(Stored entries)
- - - - -

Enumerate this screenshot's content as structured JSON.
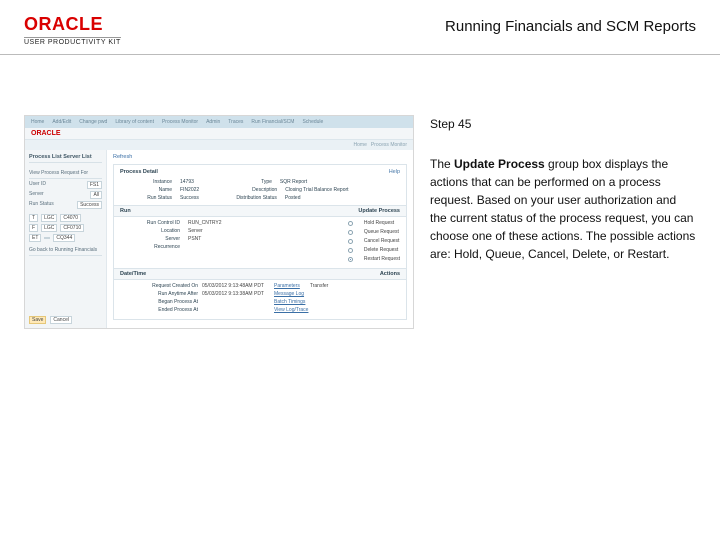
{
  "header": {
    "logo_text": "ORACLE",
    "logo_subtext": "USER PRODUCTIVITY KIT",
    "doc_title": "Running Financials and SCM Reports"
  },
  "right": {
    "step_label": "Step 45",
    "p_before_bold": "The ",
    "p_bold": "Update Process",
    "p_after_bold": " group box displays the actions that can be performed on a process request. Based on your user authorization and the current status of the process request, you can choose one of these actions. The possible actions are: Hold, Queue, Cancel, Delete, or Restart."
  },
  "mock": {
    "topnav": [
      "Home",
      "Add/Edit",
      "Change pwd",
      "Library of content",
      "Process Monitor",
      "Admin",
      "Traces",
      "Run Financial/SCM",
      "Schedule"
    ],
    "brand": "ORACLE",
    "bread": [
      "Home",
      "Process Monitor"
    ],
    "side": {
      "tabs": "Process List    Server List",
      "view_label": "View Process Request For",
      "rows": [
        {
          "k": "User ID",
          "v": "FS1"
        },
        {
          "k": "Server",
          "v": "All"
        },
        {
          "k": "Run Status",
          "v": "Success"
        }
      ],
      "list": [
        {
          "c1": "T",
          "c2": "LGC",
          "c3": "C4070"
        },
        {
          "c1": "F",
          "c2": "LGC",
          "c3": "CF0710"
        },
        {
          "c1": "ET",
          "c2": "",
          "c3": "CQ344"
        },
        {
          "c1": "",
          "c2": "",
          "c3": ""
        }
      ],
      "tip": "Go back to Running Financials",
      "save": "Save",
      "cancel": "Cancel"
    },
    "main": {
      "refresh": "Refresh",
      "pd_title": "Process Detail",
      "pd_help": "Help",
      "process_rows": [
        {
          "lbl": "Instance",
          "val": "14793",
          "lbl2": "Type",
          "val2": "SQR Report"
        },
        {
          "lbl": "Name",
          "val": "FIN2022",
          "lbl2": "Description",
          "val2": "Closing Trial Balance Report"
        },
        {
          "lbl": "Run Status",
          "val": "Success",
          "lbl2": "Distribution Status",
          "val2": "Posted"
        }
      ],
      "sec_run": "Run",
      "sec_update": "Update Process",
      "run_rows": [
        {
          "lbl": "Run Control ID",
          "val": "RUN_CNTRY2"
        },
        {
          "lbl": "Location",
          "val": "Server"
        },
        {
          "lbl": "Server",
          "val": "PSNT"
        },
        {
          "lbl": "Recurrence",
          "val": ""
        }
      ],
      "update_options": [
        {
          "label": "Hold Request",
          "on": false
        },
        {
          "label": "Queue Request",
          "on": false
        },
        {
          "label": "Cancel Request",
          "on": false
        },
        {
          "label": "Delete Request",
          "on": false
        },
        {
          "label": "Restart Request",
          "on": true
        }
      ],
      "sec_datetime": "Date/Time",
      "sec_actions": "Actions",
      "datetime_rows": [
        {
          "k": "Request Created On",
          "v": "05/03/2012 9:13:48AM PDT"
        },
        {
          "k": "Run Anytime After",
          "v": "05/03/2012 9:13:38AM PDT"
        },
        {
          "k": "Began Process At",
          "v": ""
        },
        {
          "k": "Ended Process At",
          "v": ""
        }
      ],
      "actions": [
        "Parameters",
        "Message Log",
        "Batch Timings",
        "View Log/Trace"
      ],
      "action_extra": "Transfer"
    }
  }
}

- - - - -

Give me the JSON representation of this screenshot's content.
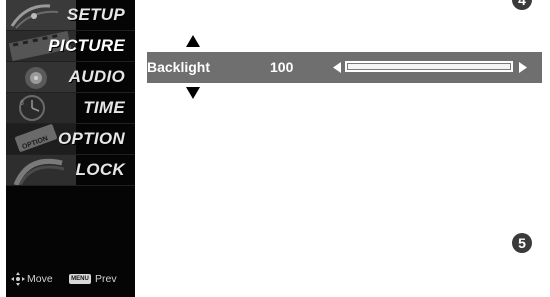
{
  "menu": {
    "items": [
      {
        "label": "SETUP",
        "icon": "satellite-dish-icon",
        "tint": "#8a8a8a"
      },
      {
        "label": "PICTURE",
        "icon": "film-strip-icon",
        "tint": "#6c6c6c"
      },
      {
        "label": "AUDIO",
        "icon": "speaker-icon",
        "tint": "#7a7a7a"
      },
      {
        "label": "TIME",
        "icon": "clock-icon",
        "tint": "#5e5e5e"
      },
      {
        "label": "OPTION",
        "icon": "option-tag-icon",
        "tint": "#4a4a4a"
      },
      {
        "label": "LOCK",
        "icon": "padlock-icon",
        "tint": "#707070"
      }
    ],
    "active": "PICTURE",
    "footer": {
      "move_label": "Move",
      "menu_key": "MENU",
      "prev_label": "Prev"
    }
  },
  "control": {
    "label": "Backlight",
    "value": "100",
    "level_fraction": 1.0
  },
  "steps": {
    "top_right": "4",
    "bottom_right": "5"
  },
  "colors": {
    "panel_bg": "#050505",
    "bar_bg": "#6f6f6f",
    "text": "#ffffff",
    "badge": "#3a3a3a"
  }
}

- - - - -

Copy out the lines that hold "tint".

        "tint": "#8a8a8a"
        "tint": "#6c6c6c"
        "tint": "#7a7a7a"
        "tint": "#5e5e5e"
        "tint": "#4a4a4a"
        "tint": "#707070"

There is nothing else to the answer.